Brief:
Pictures are not part of the copy; repeat everything else in the records exactly.

Dataset listings of figures:
_____

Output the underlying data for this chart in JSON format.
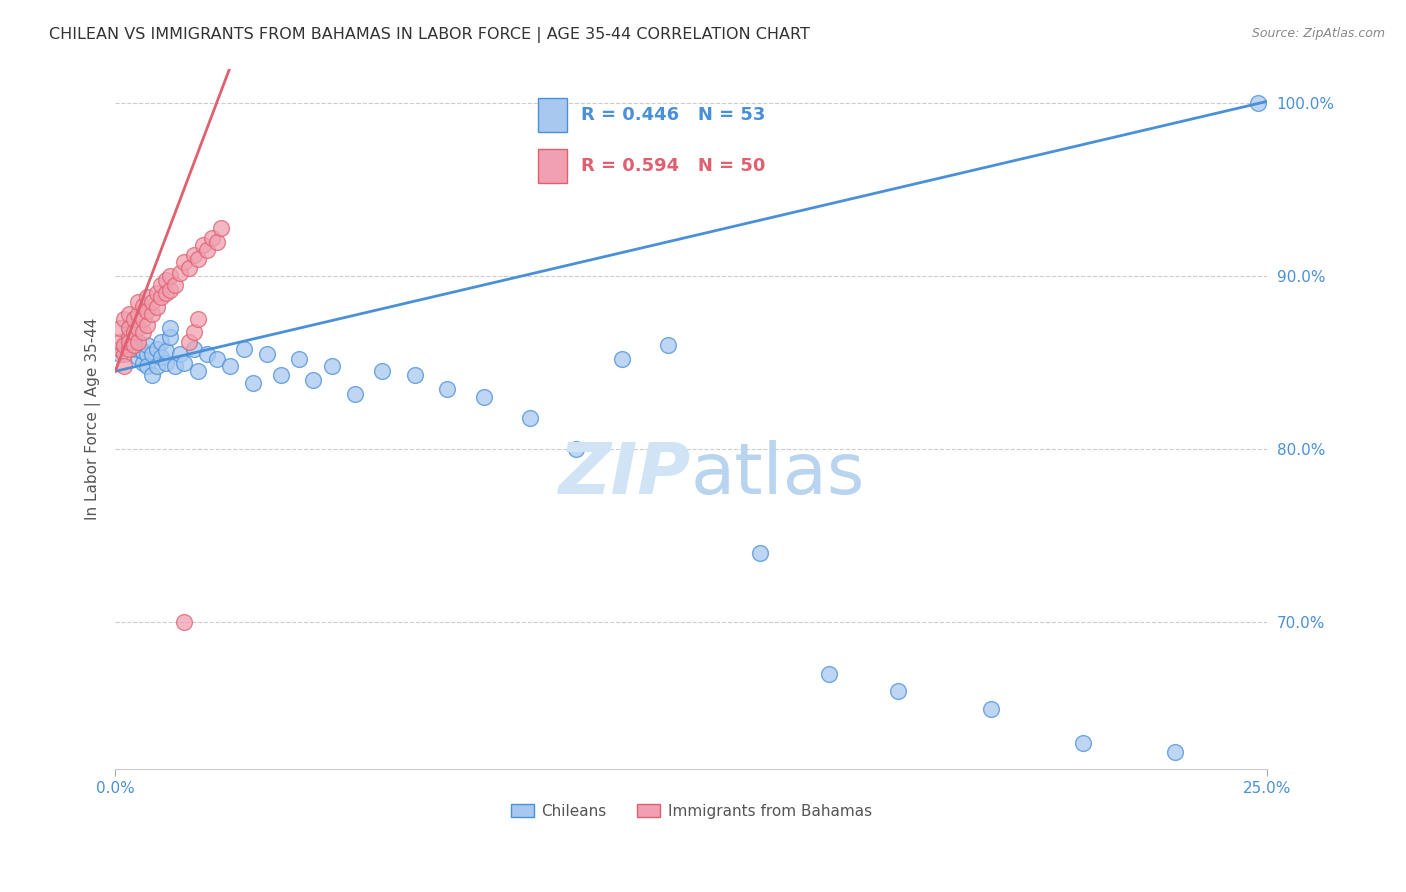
{
  "title": "CHILEAN VS IMMIGRANTS FROM BAHAMAS IN LABOR FORCE | AGE 35-44 CORRELATION CHART",
  "source": "Source: ZipAtlas.com",
  "ylabel": "In Labor Force | Age 35-44",
  "xlim": [
    0.0,
    0.25
  ],
  "ylim": [
    0.615,
    1.02
  ],
  "yticks": [
    0.7,
    0.8,
    0.9,
    1.0
  ],
  "ytick_labels": [
    "70.0%",
    "80.0%",
    "90.0%",
    "100.0%"
  ],
  "xtick_positions": [
    0.0,
    0.25
  ],
  "xtick_labels": [
    "0.0%",
    "25.0%"
  ],
  "blue_R": 0.446,
  "blue_N": 53,
  "pink_R": 0.594,
  "pink_N": 50,
  "blue_color": "#a8c8f0",
  "pink_color": "#f0a0b0",
  "blue_line_color": "#4a90d9",
  "pink_line_color": "#e06070",
  "legend_label_blue": "Chileans",
  "legend_label_pink": "Immigrants from Bahamas",
  "blue_x": [
    0.001,
    0.002,
    0.003,
    0.004,
    0.004,
    0.005,
    0.005,
    0.006,
    0.006,
    0.007,
    0.007,
    0.007,
    0.008,
    0.008,
    0.009,
    0.009,
    0.01,
    0.01,
    0.011,
    0.011,
    0.012,
    0.012,
    0.013,
    0.014,
    0.015,
    0.017,
    0.018,
    0.02,
    0.022,
    0.025,
    0.028,
    0.03,
    0.033,
    0.036,
    0.04,
    0.043,
    0.047,
    0.052,
    0.058,
    0.065,
    0.072,
    0.08,
    0.09,
    0.1,
    0.11,
    0.12,
    0.14,
    0.155,
    0.17,
    0.19,
    0.21,
    0.23,
    0.248
  ],
  "blue_y": [
    0.855,
    0.86,
    0.87,
    0.858,
    0.862,
    0.853,
    0.858,
    0.85,
    0.857,
    0.855,
    0.86,
    0.848,
    0.855,
    0.843,
    0.858,
    0.848,
    0.853,
    0.862,
    0.85,
    0.857,
    0.865,
    0.87,
    0.848,
    0.855,
    0.85,
    0.858,
    0.845,
    0.855,
    0.852,
    0.848,
    0.858,
    0.838,
    0.855,
    0.843,
    0.852,
    0.84,
    0.848,
    0.832,
    0.845,
    0.843,
    0.835,
    0.83,
    0.818,
    0.8,
    0.852,
    0.86,
    0.74,
    0.67,
    0.66,
    0.65,
    0.63,
    0.625,
    1.0
  ],
  "pink_x": [
    0.001,
    0.001,
    0.001,
    0.002,
    0.002,
    0.002,
    0.002,
    0.003,
    0.003,
    0.003,
    0.003,
    0.003,
    0.004,
    0.004,
    0.004,
    0.005,
    0.005,
    0.005,
    0.005,
    0.006,
    0.006,
    0.006,
    0.007,
    0.007,
    0.007,
    0.008,
    0.008,
    0.009,
    0.009,
    0.01,
    0.01,
    0.011,
    0.011,
    0.012,
    0.012,
    0.013,
    0.014,
    0.015,
    0.016,
    0.017,
    0.018,
    0.019,
    0.02,
    0.021,
    0.022,
    0.023,
    0.015,
    0.016,
    0.017,
    0.018
  ],
  "pink_y": [
    0.858,
    0.862,
    0.87,
    0.855,
    0.86,
    0.848,
    0.875,
    0.865,
    0.858,
    0.862,
    0.87,
    0.878,
    0.86,
    0.868,
    0.875,
    0.862,
    0.87,
    0.878,
    0.885,
    0.868,
    0.875,
    0.883,
    0.872,
    0.88,
    0.888,
    0.878,
    0.885,
    0.882,
    0.89,
    0.888,
    0.895,
    0.89,
    0.898,
    0.892,
    0.9,
    0.895,
    0.902,
    0.908,
    0.905,
    0.912,
    0.91,
    0.918,
    0.915,
    0.922,
    0.92,
    0.928,
    0.7,
    0.862,
    0.868,
    0.875
  ],
  "zipatlas_text": "ZIPatlas",
  "zipatlas_color": "#d0e4f5"
}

_____

Written solution:
Output the underlying data for this chart in JSON format.
{
  "title": "CHILEAN VS IMMIGRANTS FROM BAHAMAS IN LABOR FORCE | AGE 35-44 CORRELATION CHART",
  "source": "Source: ZipAtlas.com",
  "ylabel": "In Labor Force | Age 35-44",
  "xlim": [
    0.0,
    0.25
  ],
  "ylim": [
    0.615,
    1.02
  ],
  "yticks": [
    0.7,
    0.8,
    0.9,
    1.0
  ],
  "ytick_labels": [
    "70.0%",
    "80.0%",
    "90.0%",
    "100.0%"
  ],
  "xtick_positions": [
    0.0,
    0.25
  ],
  "xtick_labels": [
    "0.0%",
    "25.0%"
  ],
  "blue_R": 0.446,
  "blue_N": 53,
  "pink_R": 0.594,
  "pink_N": 50,
  "blue_color": "#a8c8f0",
  "pink_color": "#f0a0b0",
  "blue_line_color": "#4a90d9",
  "pink_line_color": "#e06070",
  "legend_label_blue": "Chileans",
  "legend_label_pink": "Immigrants from Bahamas",
  "blue_x": [
    0.001,
    0.002,
    0.003,
    0.004,
    0.004,
    0.005,
    0.005,
    0.006,
    0.006,
    0.007,
    0.007,
    0.007,
    0.008,
    0.008,
    0.009,
    0.009,
    0.01,
    0.01,
    0.011,
    0.011,
    0.012,
    0.012,
    0.013,
    0.014,
    0.015,
    0.017,
    0.018,
    0.02,
    0.022,
    0.025,
    0.028,
    0.03,
    0.033,
    0.036,
    0.04,
    0.043,
    0.047,
    0.052,
    0.058,
    0.065,
    0.072,
    0.08,
    0.09,
    0.1,
    0.11,
    0.12,
    0.14,
    0.155,
    0.17,
    0.19,
    0.21,
    0.23,
    0.248
  ],
  "blue_y": [
    0.855,
    0.86,
    0.87,
    0.858,
    0.862,
    0.853,
    0.858,
    0.85,
    0.857,
    0.855,
    0.86,
    0.848,
    0.855,
    0.843,
    0.858,
    0.848,
    0.853,
    0.862,
    0.85,
    0.857,
    0.865,
    0.87,
    0.848,
    0.855,
    0.85,
    0.858,
    0.845,
    0.855,
    0.852,
    0.848,
    0.858,
    0.838,
    0.855,
    0.843,
    0.852,
    0.84,
    0.848,
    0.832,
    0.845,
    0.843,
    0.835,
    0.83,
    0.818,
    0.8,
    0.852,
    0.86,
    0.74,
    0.67,
    0.66,
    0.65,
    0.63,
    0.625,
    1.0
  ],
  "pink_x": [
    0.001,
    0.001,
    0.001,
    0.002,
    0.002,
    0.002,
    0.002,
    0.003,
    0.003,
    0.003,
    0.003,
    0.003,
    0.004,
    0.004,
    0.004,
    0.005,
    0.005,
    0.005,
    0.005,
    0.006,
    0.006,
    0.006,
    0.007,
    0.007,
    0.007,
    0.008,
    0.008,
    0.009,
    0.009,
    0.01,
    0.01,
    0.011,
    0.011,
    0.012,
    0.012,
    0.013,
    0.014,
    0.015,
    0.016,
    0.017,
    0.018,
    0.019,
    0.02,
    0.021,
    0.022,
    0.023,
    0.015,
    0.016,
    0.017,
    0.018
  ],
  "pink_y": [
    0.858,
    0.862,
    0.87,
    0.855,
    0.86,
    0.848,
    0.875,
    0.865,
    0.858,
    0.862,
    0.87,
    0.878,
    0.86,
    0.868,
    0.875,
    0.862,
    0.87,
    0.878,
    0.885,
    0.868,
    0.875,
    0.883,
    0.872,
    0.88,
    0.888,
    0.878,
    0.885,
    0.882,
    0.89,
    0.888,
    0.895,
    0.89,
    0.898,
    0.892,
    0.9,
    0.895,
    0.902,
    0.908,
    0.905,
    0.912,
    0.91,
    0.918,
    0.915,
    0.922,
    0.92,
    0.928,
    0.7,
    0.862,
    0.868,
    0.875
  ],
  "zipatlas_text": "ZIPatlas",
  "zipatlas_color": "#d0e4f5"
}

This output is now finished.